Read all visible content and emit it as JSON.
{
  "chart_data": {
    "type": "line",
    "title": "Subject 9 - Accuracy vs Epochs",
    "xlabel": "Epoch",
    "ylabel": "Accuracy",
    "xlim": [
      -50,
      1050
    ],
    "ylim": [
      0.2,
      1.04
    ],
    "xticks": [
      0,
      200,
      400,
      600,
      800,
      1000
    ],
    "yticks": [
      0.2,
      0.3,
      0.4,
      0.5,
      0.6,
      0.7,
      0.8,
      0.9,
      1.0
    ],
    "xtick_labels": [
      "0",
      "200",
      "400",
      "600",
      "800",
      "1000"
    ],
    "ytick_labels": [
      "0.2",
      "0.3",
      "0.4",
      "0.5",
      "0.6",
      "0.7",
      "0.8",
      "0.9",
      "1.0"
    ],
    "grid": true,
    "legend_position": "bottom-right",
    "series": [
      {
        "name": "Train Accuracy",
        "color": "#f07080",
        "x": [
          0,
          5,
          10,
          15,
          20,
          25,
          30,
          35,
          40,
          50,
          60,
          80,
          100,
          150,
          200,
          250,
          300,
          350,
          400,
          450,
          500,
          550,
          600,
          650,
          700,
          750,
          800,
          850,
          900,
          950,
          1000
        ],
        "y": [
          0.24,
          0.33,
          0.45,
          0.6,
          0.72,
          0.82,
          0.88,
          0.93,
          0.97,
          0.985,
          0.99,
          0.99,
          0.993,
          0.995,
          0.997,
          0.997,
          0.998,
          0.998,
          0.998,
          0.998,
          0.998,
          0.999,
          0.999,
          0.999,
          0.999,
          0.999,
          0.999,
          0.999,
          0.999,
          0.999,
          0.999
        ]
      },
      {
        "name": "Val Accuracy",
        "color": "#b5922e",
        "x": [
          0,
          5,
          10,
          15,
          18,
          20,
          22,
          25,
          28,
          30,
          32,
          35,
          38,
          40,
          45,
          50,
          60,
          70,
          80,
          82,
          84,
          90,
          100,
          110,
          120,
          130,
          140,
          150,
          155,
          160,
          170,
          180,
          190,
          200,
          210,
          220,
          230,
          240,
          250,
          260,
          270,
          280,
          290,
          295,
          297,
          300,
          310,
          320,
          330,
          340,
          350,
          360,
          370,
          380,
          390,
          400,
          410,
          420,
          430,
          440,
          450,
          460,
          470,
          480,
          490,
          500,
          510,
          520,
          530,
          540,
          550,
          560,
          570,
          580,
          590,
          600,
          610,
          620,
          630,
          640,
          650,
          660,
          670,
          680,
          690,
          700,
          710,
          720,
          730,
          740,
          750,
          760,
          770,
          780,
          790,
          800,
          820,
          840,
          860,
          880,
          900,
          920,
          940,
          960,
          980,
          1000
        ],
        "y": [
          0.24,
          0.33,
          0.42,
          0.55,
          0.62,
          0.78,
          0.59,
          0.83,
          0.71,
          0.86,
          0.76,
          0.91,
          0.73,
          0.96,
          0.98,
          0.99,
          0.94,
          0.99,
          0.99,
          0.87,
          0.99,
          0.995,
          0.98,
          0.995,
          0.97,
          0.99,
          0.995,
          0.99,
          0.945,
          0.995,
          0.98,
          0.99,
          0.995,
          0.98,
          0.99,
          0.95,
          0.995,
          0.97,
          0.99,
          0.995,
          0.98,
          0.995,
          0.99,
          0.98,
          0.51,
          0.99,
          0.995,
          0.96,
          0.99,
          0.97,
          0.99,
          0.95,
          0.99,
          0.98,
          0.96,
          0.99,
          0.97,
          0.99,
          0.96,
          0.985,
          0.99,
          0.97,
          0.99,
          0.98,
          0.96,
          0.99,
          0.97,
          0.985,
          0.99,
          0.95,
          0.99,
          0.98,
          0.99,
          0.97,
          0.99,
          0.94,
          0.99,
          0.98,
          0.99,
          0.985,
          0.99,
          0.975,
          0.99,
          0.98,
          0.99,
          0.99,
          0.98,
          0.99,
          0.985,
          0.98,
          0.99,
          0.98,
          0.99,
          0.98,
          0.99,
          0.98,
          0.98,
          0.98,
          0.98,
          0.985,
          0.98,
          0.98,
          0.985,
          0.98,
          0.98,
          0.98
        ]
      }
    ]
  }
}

######

Filter the records down to the lines that contain the string "Accuracy", and copy those lines.

:: Result of this task ::
    "title": "Subject 9 - Accuracy vs Epochs",
    "ylabel": "Accuracy",
        "name": "Train Accuracy",
        "name": "Val Accuracy",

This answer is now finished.